> _THE INPUT_
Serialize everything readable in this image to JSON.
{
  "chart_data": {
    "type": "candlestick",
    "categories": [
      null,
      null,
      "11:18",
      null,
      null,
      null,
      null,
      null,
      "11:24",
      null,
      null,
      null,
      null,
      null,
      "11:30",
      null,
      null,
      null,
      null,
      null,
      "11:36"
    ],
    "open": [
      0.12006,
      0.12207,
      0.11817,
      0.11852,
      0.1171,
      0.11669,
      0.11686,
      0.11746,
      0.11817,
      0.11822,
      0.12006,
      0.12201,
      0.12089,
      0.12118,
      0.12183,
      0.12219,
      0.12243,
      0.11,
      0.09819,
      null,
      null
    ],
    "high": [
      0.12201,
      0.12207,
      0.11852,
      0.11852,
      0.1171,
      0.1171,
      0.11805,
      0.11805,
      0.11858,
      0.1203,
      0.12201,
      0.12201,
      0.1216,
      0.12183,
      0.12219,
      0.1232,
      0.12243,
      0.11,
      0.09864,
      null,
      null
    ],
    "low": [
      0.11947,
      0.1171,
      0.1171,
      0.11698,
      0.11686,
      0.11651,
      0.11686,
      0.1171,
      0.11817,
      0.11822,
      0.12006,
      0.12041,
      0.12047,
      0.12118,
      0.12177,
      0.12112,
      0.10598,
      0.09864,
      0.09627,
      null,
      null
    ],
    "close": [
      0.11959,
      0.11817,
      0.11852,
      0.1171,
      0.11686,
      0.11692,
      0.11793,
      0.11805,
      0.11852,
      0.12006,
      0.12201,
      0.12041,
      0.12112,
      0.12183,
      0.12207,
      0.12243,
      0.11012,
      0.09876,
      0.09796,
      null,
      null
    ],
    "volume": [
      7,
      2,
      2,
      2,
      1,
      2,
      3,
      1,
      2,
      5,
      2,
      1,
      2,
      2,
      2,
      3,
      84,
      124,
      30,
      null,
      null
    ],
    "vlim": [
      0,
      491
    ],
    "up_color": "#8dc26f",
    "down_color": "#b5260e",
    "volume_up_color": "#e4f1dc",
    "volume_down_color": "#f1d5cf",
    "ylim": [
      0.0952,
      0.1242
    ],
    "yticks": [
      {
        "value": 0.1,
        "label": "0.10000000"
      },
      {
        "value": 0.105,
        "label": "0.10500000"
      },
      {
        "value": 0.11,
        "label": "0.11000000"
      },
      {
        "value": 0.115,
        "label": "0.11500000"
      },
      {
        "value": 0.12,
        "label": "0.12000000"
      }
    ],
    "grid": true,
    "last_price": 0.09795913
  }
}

> _WHAT TO DO_
Reproduce the material above without altering a single character.

> _RESPONSE_
Serialize everything readable in this image to JSON.
{
  "chart_data": {
    "type": "candlestick",
    "categories": [
      null,
      null,
      "11:18",
      null,
      null,
      null,
      null,
      null,
      "11:24",
      null,
      null,
      null,
      null,
      null,
      "11:30",
      null,
      null,
      null,
      null,
      null,
      "11:36"
    ],
    "open": [
      0.12006,
      0.12207,
      0.11817,
      0.11852,
      0.1171,
      0.11669,
      0.11686,
      0.11746,
      0.11817,
      0.11822,
      0.12006,
      0.12201,
      0.12089,
      0.12118,
      0.12183,
      0.12219,
      0.12243,
      0.11,
      0.09819,
      null,
      null
    ],
    "high": [
      0.12201,
      0.12207,
      0.11852,
      0.11852,
      0.1171,
      0.1171,
      0.11805,
      0.11805,
      0.11858,
      0.1203,
      0.12201,
      0.12201,
      0.1216,
      0.12183,
      0.12219,
      0.1232,
      0.12243,
      0.11,
      0.09864,
      null,
      null
    ],
    "low": [
      0.11947,
      0.1171,
      0.1171,
      0.11698,
      0.11686,
      0.11651,
      0.11686,
      0.1171,
      0.11817,
      0.11822,
      0.12006,
      0.12041,
      0.12047,
      0.12118,
      0.12177,
      0.12112,
      0.10598,
      0.09864,
      0.09627,
      null,
      null
    ],
    "close": [
      0.11959,
      0.11817,
      0.11852,
      0.1171,
      0.11686,
      0.11692,
      0.11793,
      0.11805,
      0.11852,
      0.12006,
      0.12201,
      0.12041,
      0.12112,
      0.12183,
      0.12207,
      0.12243,
      0.11012,
      0.09876,
      0.09796,
      null,
      null
    ],
    "volume": [
      7,
      2,
      2,
      2,
      1,
      2,
      3,
      1,
      2,
      5,
      2,
      1,
      2,
      2,
      2,
      3,
      84,
      124,
      30,
      null,
      null
    ],
    "vlim": [
      0,
      491
    ],
    "up_color": "#8dc26f",
    "down_color": "#b5260e",
    "volume_up_color": "#e4f1dc",
    "volume_down_color": "#f1d5cf",
    "ylim": [
      0.0952,
      0.1242
    ],
    "yticks": [
      {
        "value": 0.1,
        "label": "0.10000000"
      },
      {
        "value": 0.105,
        "label": "0.10500000"
      },
      {
        "value": 0.11,
        "label": "0.11000000"
      },
      {
        "value": 0.115,
        "label": "0.11500000"
      },
      {
        "value": 0.12,
        "label": "0.12000000"
      }
    ],
    "grid": true,
    "last_price": 0.09795913
  }
}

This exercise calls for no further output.